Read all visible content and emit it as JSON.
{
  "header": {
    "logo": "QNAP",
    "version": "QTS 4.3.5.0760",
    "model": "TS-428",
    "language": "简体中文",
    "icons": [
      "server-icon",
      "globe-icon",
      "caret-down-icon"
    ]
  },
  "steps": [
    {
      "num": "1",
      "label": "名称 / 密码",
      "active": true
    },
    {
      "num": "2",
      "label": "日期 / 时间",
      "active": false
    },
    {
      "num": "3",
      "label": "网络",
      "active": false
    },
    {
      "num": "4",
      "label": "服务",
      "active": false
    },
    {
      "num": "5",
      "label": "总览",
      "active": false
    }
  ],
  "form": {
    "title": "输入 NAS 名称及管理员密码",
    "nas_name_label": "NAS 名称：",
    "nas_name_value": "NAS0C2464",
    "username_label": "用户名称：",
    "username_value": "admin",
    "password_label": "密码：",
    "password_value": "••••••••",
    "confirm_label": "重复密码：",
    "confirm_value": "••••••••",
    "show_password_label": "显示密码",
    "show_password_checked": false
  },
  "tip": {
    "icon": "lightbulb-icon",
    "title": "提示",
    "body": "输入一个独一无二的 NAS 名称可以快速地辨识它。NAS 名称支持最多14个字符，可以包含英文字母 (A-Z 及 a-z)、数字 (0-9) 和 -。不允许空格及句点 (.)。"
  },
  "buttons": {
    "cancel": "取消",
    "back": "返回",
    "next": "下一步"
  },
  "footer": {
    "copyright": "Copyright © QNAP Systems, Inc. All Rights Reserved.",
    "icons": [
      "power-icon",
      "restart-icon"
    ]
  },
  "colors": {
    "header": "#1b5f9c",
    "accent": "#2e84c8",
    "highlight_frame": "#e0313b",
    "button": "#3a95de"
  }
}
---------------
> **EXERCISE DETAILS**
Without leaving anything out, quote all the data.

> **WRITTEN ANSWER**
Read all visible content and emit it as JSON.
{
  "header": {
    "logo": "QNAP",
    "version": "QTS 4.3.5.0760",
    "model": "TS-428",
    "language": "简体中文",
    "icons": [
      "server-icon",
      "globe-icon",
      "caret-down-icon"
    ]
  },
  "steps": [
    {
      "num": "1",
      "label": "名称 / 密码",
      "active": true
    },
    {
      "num": "2",
      "label": "日期 / 时间",
      "active": false
    },
    {
      "num": "3",
      "label": "网络",
      "active": false
    },
    {
      "num": "4",
      "label": "服务",
      "active": false
    },
    {
      "num": "5",
      "label": "总览",
      "active": false
    }
  ],
  "form": {
    "title": "输入 NAS 名称及管理员密码",
    "nas_name_label": "NAS 名称：",
    "nas_name_value": "NAS0C2464",
    "username_label": "用户名称：",
    "username_value": "admin",
    "password_label": "密码：",
    "password_value": "••••••••",
    "confirm_label": "重复密码：",
    "confirm_value": "••••••••",
    "show_password_label": "显示密码",
    "show_password_checked": false
  },
  "tip": {
    "icon": "lightbulb-icon",
    "title": "提示",
    "body": "输入一个独一无二的 NAS 名称可以快速地辨识它。NAS 名称支持最多14个字符，可以包含英文字母 (A-Z 及 a-z)、数字 (0-9) 和 -。不允许空格及句点 (.)。"
  },
  "buttons": {
    "cancel": "取消",
    "back": "返回",
    "next": "下一步"
  },
  "footer": {
    "copyright": "Copyright © QNAP Systems, Inc. All Rights Reserved.",
    "icons": [
      "power-icon",
      "restart-icon"
    ]
  },
  "colors": {
    "header": "#1b5f9c",
    "accent": "#2e84c8",
    "highlight_frame": "#e0313b",
    "button": "#3a95de"
  }
}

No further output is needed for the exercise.